Your task is to extract every entry that follows word for word while excluding the pictures.

Entries from a dataset:
* * *
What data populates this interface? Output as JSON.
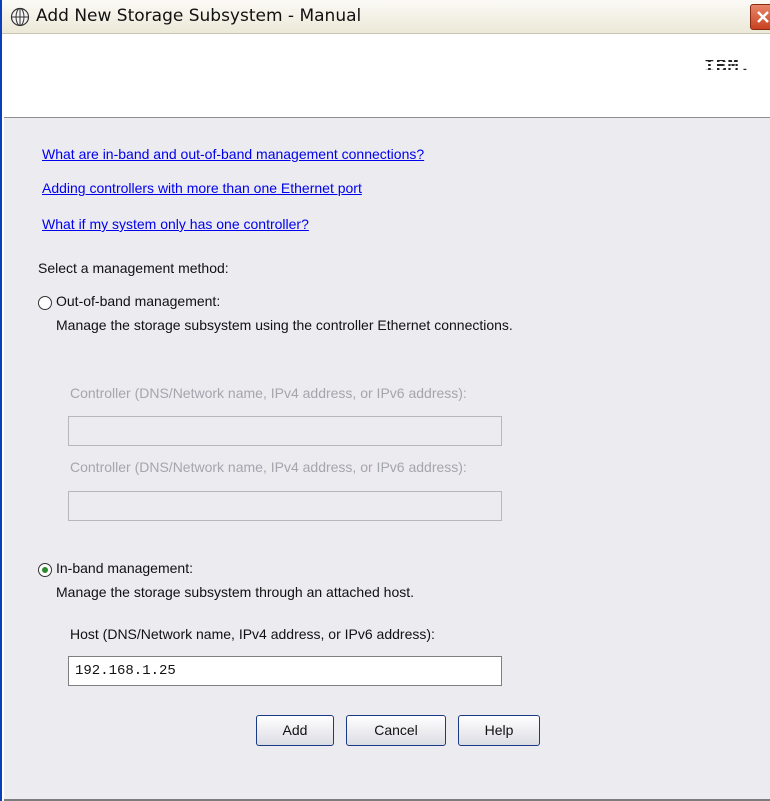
{
  "window": {
    "title": "Add New Storage Subsystem - Manual",
    "brand": "IBM."
  },
  "links": [
    "What are in-band and out-of-band management connections?",
    "Adding controllers with more than one Ethernet port",
    "What if my system only has one controller?"
  ],
  "form": {
    "prompt": "Select a management method:",
    "out_of_band": {
      "label": "Out-of-band management:",
      "description": "Manage the storage subsystem using the controller Ethernet connections.",
      "selected": false,
      "controller1_label": "Controller (DNS/Network name, IPv4 address, or IPv6 address):",
      "controller1_value": "",
      "controller2_label": "Controller (DNS/Network name, IPv4 address, or IPv6 address):",
      "controller2_value": ""
    },
    "in_band": {
      "label": "In-band management:",
      "description": "Manage the storage subsystem through an attached host.",
      "selected": true,
      "host_label": "Host (DNS/Network name, IPv4 address, or IPv6 address):",
      "host_value": "192.168.1.25"
    }
  },
  "buttons": {
    "add": "Add",
    "cancel": "Cancel",
    "help": "Help"
  },
  "icons": {
    "title": "globe-icon",
    "close": "close-icon"
  }
}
* * *
Task solution:
What data populates this interface? Output as JSON.
{
  "window": {
    "title": "Add New Storage Subsystem - Manual",
    "brand": "IBM."
  },
  "links": [
    "What are in-band and out-of-band management connections?",
    "Adding controllers with more than one Ethernet port",
    "What if my system only has one controller?"
  ],
  "form": {
    "prompt": "Select a management method:",
    "out_of_band": {
      "label": "Out-of-band management:",
      "description": "Manage the storage subsystem using the controller Ethernet connections.",
      "selected": false,
      "controller1_label": "Controller (DNS/Network name, IPv4 address, or IPv6 address):",
      "controller1_value": "",
      "controller2_label": "Controller (DNS/Network name, IPv4 address, or IPv6 address):",
      "controller2_value": ""
    },
    "in_band": {
      "label": "In-band management:",
      "description": "Manage the storage subsystem through an attached host.",
      "selected": true,
      "host_label": "Host (DNS/Network name, IPv4 address, or IPv6 address):",
      "host_value": "192.168.1.25"
    }
  },
  "buttons": {
    "add": "Add",
    "cancel": "Cancel",
    "help": "Help"
  },
  "icons": {
    "title": "globe-icon",
    "close": "close-icon"
  }
}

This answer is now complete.